#### [STATED TASK]
Collect all lines from the records below that include the word "财星官星位置不同层次高下不同命例分析".

#### [RECORDS TO PROCESS]
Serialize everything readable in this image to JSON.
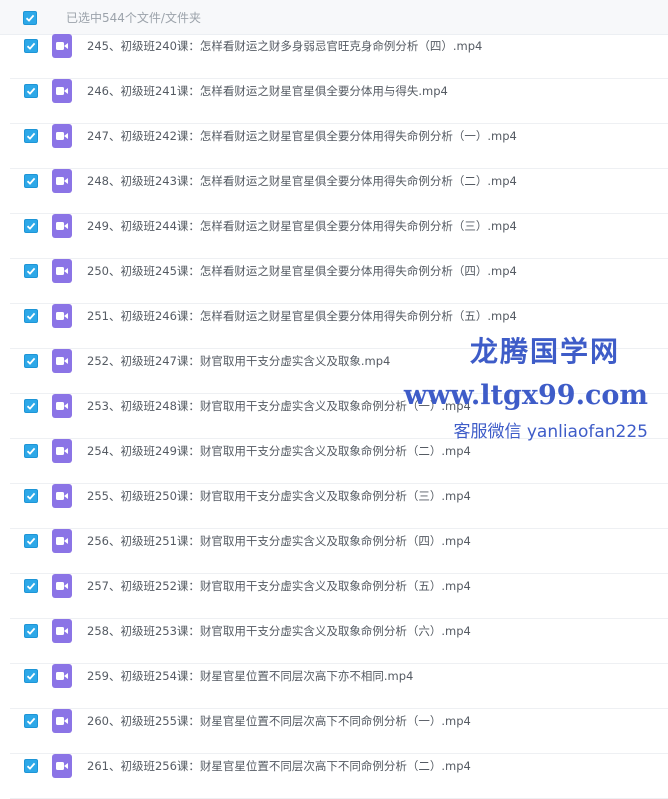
{
  "header": {
    "selected_text": "已选中544个文件/文件夹"
  },
  "files": [
    "245、初级班240课：怎样看财运之财多身弱忌官旺克身命例分析（四）.mp4",
    "246、初级班241课：怎样看财运之财星官星俱全要分体用与得失.mp4",
    "247、初级班242课：怎样看财运之财星官星俱全要分体用得失命例分析（一）.mp4",
    "248、初级班243课：怎样看财运之财星官星俱全要分体用得失命例分析（二）.mp4",
    "249、初级班244课：怎样看财运之财星官星俱全要分体用得失命例分析（三）.mp4",
    "250、初级班245课：怎样看财运之财星官星俱全要分体用得失命例分析（四）.mp4",
    "251、初级班246课：怎样看财运之财星官星俱全要分体用得失命例分析（五）.mp4",
    "252、初级班247课：财官取用干支分虚实含义及取象.mp4",
    "253、初级班248课：财官取用干支分虚实含义及取象命例分析（一）.mp4",
    "254、初级班249课：财官取用干支分虚实含义及取象命例分析（二）.mp4",
    "255、初级班250课：财官取用干支分虚实含义及取象命例分析（三）.mp4",
    "256、初级班251课：财官取用干支分虚实含义及取象命例分析（四）.mp4",
    "257、初级班252课：财官取用干支分虚实含义及取象命例分析（五）.mp4",
    "258、初级班253课：财官取用干支分虚实含义及取象命例分析（六）.mp4",
    "259、初级班254课：财星官星位置不同层次高下亦不相同.mp4",
    "260、初级班255课：财星官星位置不同层次高下不同命例分析（一）.mp4",
    "261、初级班256课：财星官星位置不同层次高下不同命例分析（二）.mp4"
  ],
  "watermark": {
    "line1": "龙腾国学网",
    "line2": "www.ltgx99.com",
    "line3": "客服微信 yanliaofan225"
  },
  "colors": {
    "checkbox": "#2da8e8",
    "video_icon": "#8b74e6",
    "watermark": "#3e5cc8"
  },
  "icons": {
    "row_checkbox": "checked-checkbox-icon",
    "file_type": "video-file-icon"
  }
}
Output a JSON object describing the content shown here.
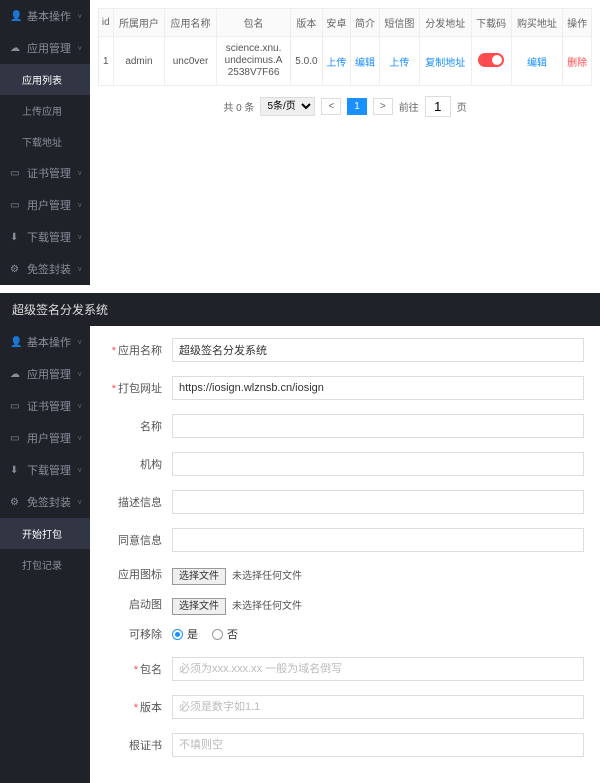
{
  "top": {
    "sidebar": [
      {
        "label": "基本操作",
        "icon": "👤",
        "sub": false,
        "active": false,
        "exp": true
      },
      {
        "label": "应用管理",
        "icon": "☁",
        "sub": false,
        "active": false,
        "exp": true
      },
      {
        "label": "应用列表",
        "icon": "",
        "sub": true,
        "active": true
      },
      {
        "label": "上传应用",
        "icon": "",
        "sub": true,
        "active": false
      },
      {
        "label": "下载地址",
        "icon": "",
        "sub": true,
        "active": false
      },
      {
        "label": "证书管理",
        "icon": "▭",
        "sub": false,
        "active": false,
        "exp": true
      },
      {
        "label": "用户管理",
        "icon": "▭",
        "sub": false,
        "active": false,
        "exp": true
      },
      {
        "label": "下载管理",
        "icon": "⬇",
        "sub": false,
        "active": false,
        "exp": true
      },
      {
        "label": "免签封装",
        "icon": "⚙",
        "sub": false,
        "active": false,
        "exp": true
      }
    ],
    "table": {
      "headers": [
        "id",
        "所属用户",
        "应用名称",
        "包名",
        "版本",
        "安卓",
        "简介",
        "短信图",
        "分发地址",
        "下载码",
        "购买地址",
        "操作"
      ],
      "row": {
        "id": "1",
        "user": "admin",
        "name": "unc0ver",
        "pkg": "science.xnu.undecimus.A2538V7F66",
        "ver": "5.0.0",
        "android": "上传",
        "intro": "编辑",
        "sms": "上传",
        "dist": "复制地址",
        "dl": "编辑",
        "buy": "删除"
      }
    },
    "pager": {
      "total": "共 0 条",
      "per": "5条/页",
      "prev": "<",
      "page": "1",
      "next": ">",
      "goto": "前往",
      "pgval": "1",
      "unit": "页"
    }
  },
  "bottom": {
    "title": "超级签名分发系统",
    "sidebar": [
      {
        "label": "基本操作",
        "icon": "👤",
        "sub": false,
        "exp": true
      },
      {
        "label": "应用管理",
        "icon": "☁",
        "sub": false,
        "exp": true
      },
      {
        "label": "证书管理",
        "icon": "▭",
        "sub": false,
        "exp": true
      },
      {
        "label": "用户管理",
        "icon": "▭",
        "sub": false,
        "exp": true
      },
      {
        "label": "下载管理",
        "icon": "⬇",
        "sub": false,
        "exp": true
      },
      {
        "label": "免签封装",
        "icon": "⚙",
        "sub": false,
        "exp": true,
        "open": true
      },
      {
        "label": "开始打包",
        "icon": "",
        "sub": true,
        "active": true
      },
      {
        "label": "打包记录",
        "icon": "",
        "sub": true
      }
    ],
    "form": {
      "appname": {
        "label": "应用名称",
        "value": "超级签名分发系统",
        "req": true
      },
      "url": {
        "label": "打包网址",
        "value": "https://iosign.wlznsb.cn/iosign",
        "req": true
      },
      "name": {
        "label": "名称"
      },
      "org": {
        "label": "机构"
      },
      "desc": {
        "label": "描述信息"
      },
      "consent": {
        "label": "同意信息"
      },
      "icon": {
        "label": "应用图标",
        "btn": "选择文件",
        "txt": "未选择任何文件"
      },
      "launch": {
        "label": "启动图",
        "btn": "选择文件",
        "txt": "未选择任何文件"
      },
      "remove": {
        "label": "可移除",
        "yes": "是",
        "no": "否"
      },
      "pkg": {
        "label": "包名",
        "ph": "必须为xxx.xxx.xx 一般为域名倒写",
        "req": true
      },
      "ver": {
        "label": "版本",
        "ph": "必须是数字如1.1",
        "req": true
      },
      "cert": {
        "label": "根证书",
        "ph": "不填则空"
      }
    }
  }
}
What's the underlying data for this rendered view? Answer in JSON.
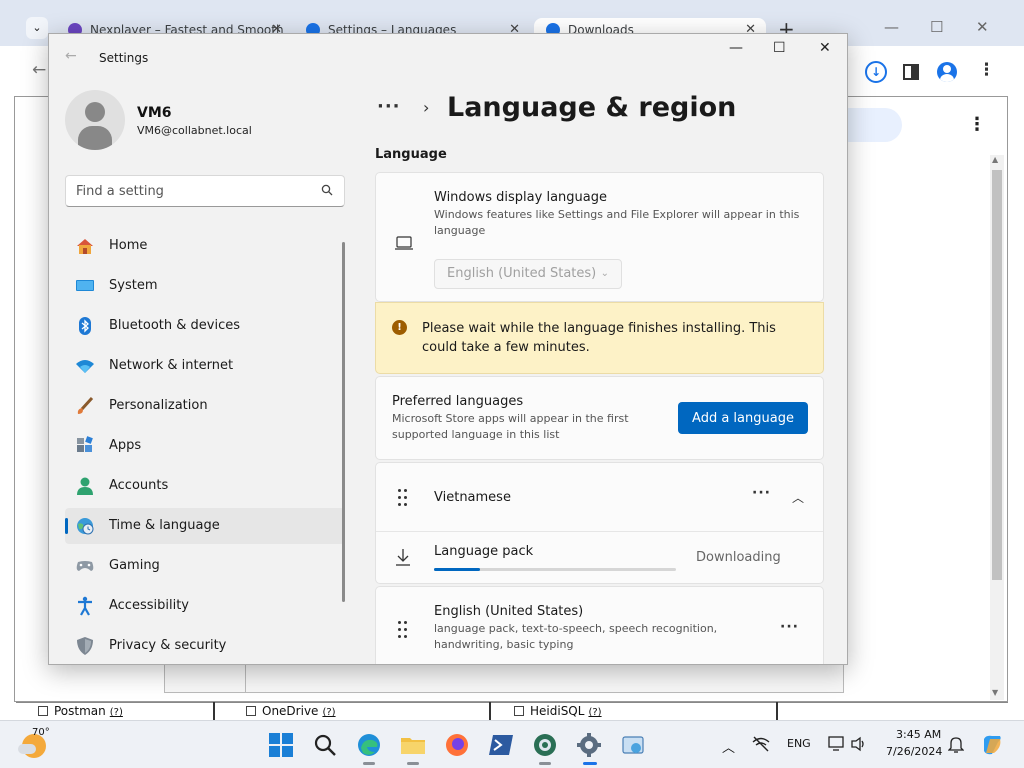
{
  "browser": {
    "tabs": [
      {
        "title": "Nexplayer – Fastest and Smooth"
      },
      {
        "title": "Settings – Languages"
      },
      {
        "title": "Downloads"
      }
    ],
    "bottom_items": [
      {
        "label": "Postman",
        "q": "(?)"
      },
      {
        "label": "OneDrive",
        "q": "(?)"
      },
      {
        "label": "HeidiSQL",
        "q": "(?)"
      }
    ]
  },
  "settings": {
    "window_title": "Settings",
    "user": {
      "name": "VM6",
      "email": "VM6@collabnet.local"
    },
    "search": {
      "placeholder": "Find a setting"
    },
    "nav": [
      {
        "label": "Home",
        "icon": "home-icon"
      },
      {
        "label": "System",
        "icon": "system-icon"
      },
      {
        "label": "Bluetooth & devices",
        "icon": "bluetooth-icon"
      },
      {
        "label": "Network & internet",
        "icon": "wifi-icon"
      },
      {
        "label": "Personalization",
        "icon": "brush-icon"
      },
      {
        "label": "Apps",
        "icon": "apps-icon"
      },
      {
        "label": "Accounts",
        "icon": "accounts-icon"
      },
      {
        "label": "Time & language",
        "icon": "globe-clock-icon",
        "selected": true
      },
      {
        "label": "Gaming",
        "icon": "gamepad-icon"
      },
      {
        "label": "Accessibility",
        "icon": "accessibility-icon"
      },
      {
        "label": "Privacy & security",
        "icon": "shield-icon"
      }
    ],
    "breadcrumb": {
      "ellipsis": "···",
      "separator": "›"
    },
    "page_title": "Language & region",
    "section_label": "Language",
    "display_language": {
      "title": "Windows display language",
      "description": "Windows features like Settings and File Explorer will appear in this language",
      "selected_value": "English (United States)"
    },
    "warning": {
      "text": "Please wait while the language finishes installing. This could take a few minutes."
    },
    "preferred": {
      "title": "Preferred languages",
      "description": "Microsoft Store apps will appear in the first supported language in this list",
      "add_button": "Add a language"
    },
    "languages": [
      {
        "name": "Vietnamese",
        "pack_label": "Language pack",
        "status": "Downloading",
        "progress": 0.19
      },
      {
        "name": "English (United States)",
        "description": "language pack, text-to-speech, speech recognition, handwriting, basic typing"
      }
    ]
  },
  "taskbar": {
    "weather": "70°",
    "language": "ENG",
    "time": "3:45 AM",
    "date": "7/26/2024"
  },
  "colors": {
    "accent": "#0067c0",
    "warning_bg": "#fdf2c7",
    "warning_icon": "#9d5d00"
  }
}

#### [ANSWER BELOW]
    "260、初级班255课：财星官星位置不同层次高下不同命例分析（一）.mp4",
    "261、初级班256课：财星官星位置不同层次高下不同命例分析（二）.mp4"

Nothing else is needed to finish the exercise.